Go through the listing and set it down exactly, leaving out its pictures.

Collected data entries
● ● ● ●

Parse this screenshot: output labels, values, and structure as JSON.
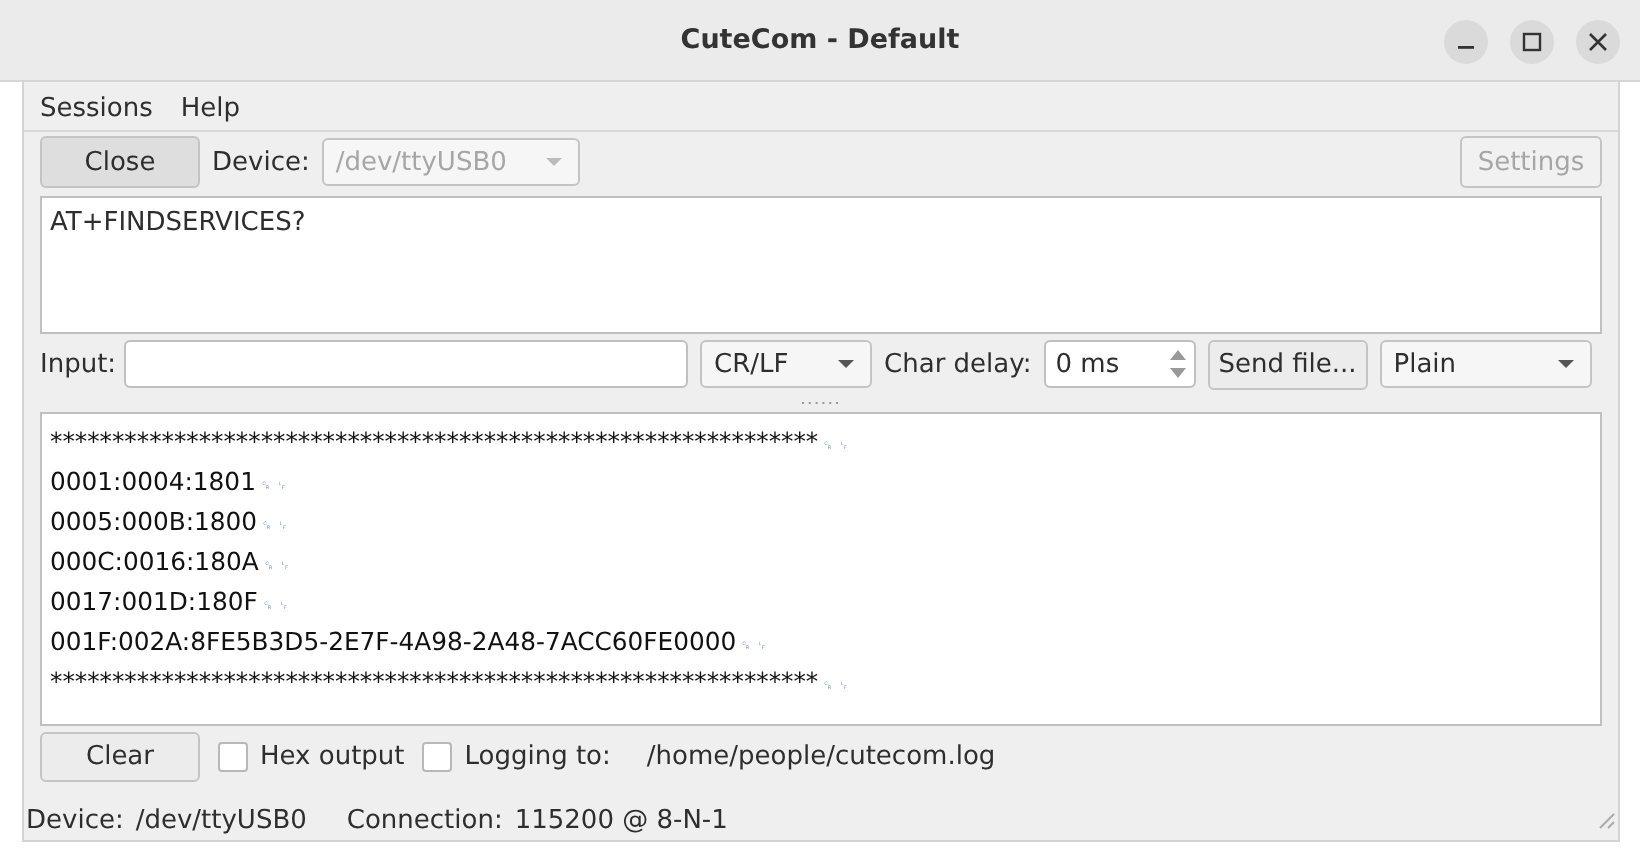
{
  "window": {
    "title": "CuteCom - Default"
  },
  "menu": [
    "Sessions",
    "Help"
  ],
  "toolbar": {
    "close_button": "Close",
    "device_label": "Device:",
    "device_value": "/dev/ttyUSB0",
    "device_disabled": true,
    "settings_button": "Settings",
    "settings_disabled": true
  },
  "sent_text": "AT+FINDSERVICES?",
  "input_row": {
    "label": "Input:",
    "line_ending": "CR/LF",
    "char_delay_label": "Char delay:",
    "char_delay_value": "0 ms",
    "send_file_button": "Send file...",
    "format": "Plain"
  },
  "output_lines": [
    {
      "text": "**************************************************************",
      "line_end": "␍␊"
    },
    {
      "text": "0001:0004:1801",
      "line_end": "␍␊"
    },
    {
      "text": "0005:000B:1800",
      "line_end": "␍␊"
    },
    {
      "text": "000C:0016:180A",
      "line_end": "␍␊"
    },
    {
      "text": "0017:001D:180F",
      "line_end": "␍␊"
    },
    {
      "text": "001F:002A:8FE5B3D5-2E7F-4A98-2A48-7ACC60FE0000",
      "line_end": "␍␊"
    },
    {
      "text": "**************************************************************",
      "line_end": "␍␊"
    }
  ],
  "bottom_row": {
    "clear_button": "Clear",
    "hex_output": {
      "label": "Hex output",
      "checked": false
    },
    "logging": {
      "label": "Logging to:",
      "checked": false
    },
    "log_path": "/home/people/cutecom.log"
  },
  "status_bar": {
    "device_label": "Device:",
    "device_value": "/dev/ttyUSB0",
    "connection_label": "Connection:",
    "connection_value": "115200 @ 8-N-1"
  }
}
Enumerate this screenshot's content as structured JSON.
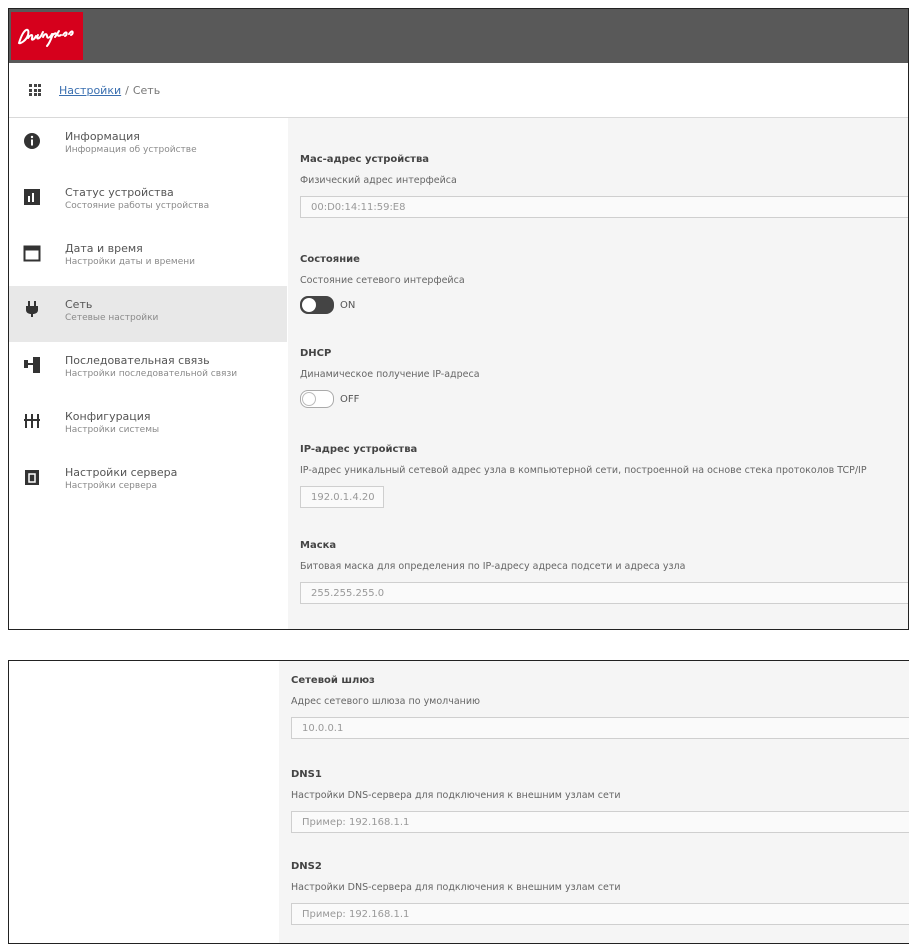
{
  "header": {
    "logo_text": "Danfoss",
    "brand_color": "#d6001c",
    "bar_color": "#595959"
  },
  "breadcrumb": {
    "link": "Настройки",
    "current": "Сеть"
  },
  "sidebar": {
    "items": [
      {
        "title": "Информация",
        "subtitle": "Информация об устройстве",
        "icon": "info-icon",
        "active": false
      },
      {
        "title": "Статус устройства",
        "subtitle": "Состояние работы устройства",
        "icon": "chart-icon",
        "active": false
      },
      {
        "title": "Дата и время",
        "subtitle": "Настройки даты и времени",
        "icon": "calendar-icon",
        "active": false
      },
      {
        "title": "Сеть",
        "subtitle": "Сетевые настройки",
        "icon": "plug-icon",
        "active": true
      },
      {
        "title": "Последовательная связь",
        "subtitle": "Настройки последовательной связи",
        "icon": "connection-icon",
        "active": false
      },
      {
        "title": "Конфигурация",
        "subtitle": "Настройки системы",
        "icon": "sliders-icon",
        "active": false
      },
      {
        "title": "Настройки сервера",
        "subtitle": "Настройки сервера",
        "icon": "server-icon",
        "active": false
      }
    ]
  },
  "network": {
    "mac": {
      "label": "Мас-адрес устройства",
      "description": "Физический адрес интерфейса",
      "value": "00:D0:14:11:59:E8"
    },
    "state": {
      "label": "Состояние",
      "description": "Состояние сетевого интерфейса",
      "toggle_label": "ON"
    },
    "dhcp": {
      "label": "DHCP",
      "description": "Динамическое получение IP-адреса",
      "toggle_label": "OFF"
    },
    "ip": {
      "label": "IP-адрес устройства",
      "description": "IP-адрес уникальный сетевой адрес узла в компьютерной сети, построенной на основе стека протоколов TCP/IP",
      "value": "192.0.1.4.20"
    },
    "mask": {
      "label": "Маска",
      "description": "Битовая маска для определения по IP-адресу адреса подсети и адреса узла",
      "value": "255.255.255.0"
    },
    "gateway": {
      "label": "Сетевой шлюз",
      "description": "Адрес сетевого шлюза по умолчанию",
      "value": "10.0.0.1"
    },
    "dns1": {
      "label": "DNS1",
      "description": "Настройки DNS-сервера для подключения к внешним узлам сети",
      "value": "Пример: 192.168.1.1"
    },
    "dns2": {
      "label": "DNS2",
      "description": "Настройки DNS-сервера для подключения к внешним узлам сети",
      "value": "Пример: 192.168.1.1"
    }
  }
}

● ● ● ●

Complete answer.
Parse this screenshot: output labels, values, and structure as JSON.
{
  "window": {
    "title": "CuteCom - Default"
  },
  "menu": [
    "Sessions",
    "Help"
  ],
  "toolbar": {
    "close_button": "Close",
    "device_label": "Device:",
    "device_value": "/dev/ttyUSB0",
    "device_disabled": true,
    "settings_button": "Settings",
    "settings_disabled": true
  },
  "sent_text": "AT+FINDSERVICES?",
  "input_row": {
    "label": "Input:",
    "line_ending": "CR/LF",
    "char_delay_label": "Char delay:",
    "char_delay_value": "0 ms",
    "send_file_button": "Send file...",
    "format": "Plain"
  },
  "output_lines": [
    {
      "text": "**************************************************************",
      "line_end": "␍␊"
    },
    {
      "text": "0001:0004:1801",
      "line_end": "␍␊"
    },
    {
      "text": "0005:000B:1800",
      "line_end": "␍␊"
    },
    {
      "text": "000C:0016:180A",
      "line_end": "␍␊"
    },
    {
      "text": "0017:001D:180F",
      "line_end": "␍␊"
    },
    {
      "text": "001F:002A:8FE5B3D5-2E7F-4A98-2A48-7ACC60FE0000",
      "line_end": "␍␊"
    },
    {
      "text": "**************************************************************",
      "line_end": "␍␊"
    }
  ],
  "bottom_row": {
    "clear_button": "Clear",
    "hex_output": {
      "label": "Hex output",
      "checked": false
    },
    "logging": {
      "label": "Logging to:",
      "checked": false
    },
    "log_path": "/home/people/cutecom.log"
  },
  "status_bar": {
    "device_label": "Device:",
    "device_value": "/dev/ttyUSB0",
    "connection_label": "Connection:",
    "connection_value": "115200 @ 8-N-1"
  }
}
Enumerate this screenshot's content as structured JSON.
{
  "header": {
    "logo_text": "Danfoss",
    "brand_color": "#d6001c",
    "bar_color": "#595959"
  },
  "breadcrumb": {
    "link": "Настройки",
    "current": "Сеть"
  },
  "sidebar": {
    "items": [
      {
        "title": "Информация",
        "subtitle": "Информация об устройстве",
        "icon": "info-icon",
        "active": false
      },
      {
        "title": "Статус устройства",
        "subtitle": "Состояние работы устройства",
        "icon": "chart-icon",
        "active": false
      },
      {
        "title": "Дата и время",
        "subtitle": "Настройки даты и времени",
        "icon": "calendar-icon",
        "active": false
      },
      {
        "title": "Сеть",
        "subtitle": "Сетевые настройки",
        "icon": "plug-icon",
        "active": true
      },
      {
        "title": "Последовательная связь",
        "subtitle": "Настройки последовательной связи",
        "icon": "connection-icon",
        "active": false
      },
      {
        "title": "Конфигурация",
        "subtitle": "Настройки системы",
        "icon": "sliders-icon",
        "active": false
      },
      {
        "title": "Настройки сервера",
        "subtitle": "Настройки сервера",
        "icon": "server-icon",
        "active": false
      }
    ]
  },
  "network": {
    "mac": {
      "label": "Мас-адрес устройства",
      "description": "Физический адрес интерфейса",
      "value": "00:D0:14:11:59:E8"
    },
    "state": {
      "label": "Состояние",
      "description": "Состояние сетевого интерфейса",
      "toggle_label": "ON"
    },
    "dhcp": {
      "label": "DHCP",
      "description": "Динамическое получение IP-адреса",
      "toggle_label": "OFF"
    },
    "ip": {
      "label": "IP-адрес устройства",
      "description": "IP-адрес уникальный сетевой адрес узла в компьютерной сети, построенной на основе стека протоколов TCP/IP",
      "value": "192.0.1.4.20"
    },
    "mask": {
      "label": "Маска",
      "description": "Битовая маска для определения по IP-адресу адреса подсети и адреса узла",
      "value": "255.255.255.0"
    },
    "gateway": {
      "label": "Сетевой шлюз",
      "description": "Адрес сетевого шлюза по умолчанию",
      "value": "10.0.0.1"
    },
    "dns1": {
      "label": "DNS1",
      "description": "Настройки DNS-сервера для подключения к внешним узлам сети",
      "value": "Пример: 192.168.1.1"
    },
    "dns2": {
      "label": "DNS2",
      "description": "Настройки DNS-сервера для подключения к внешним узлам сети",
      "value": "Пример: 192.168.1.1"
    }
  }
}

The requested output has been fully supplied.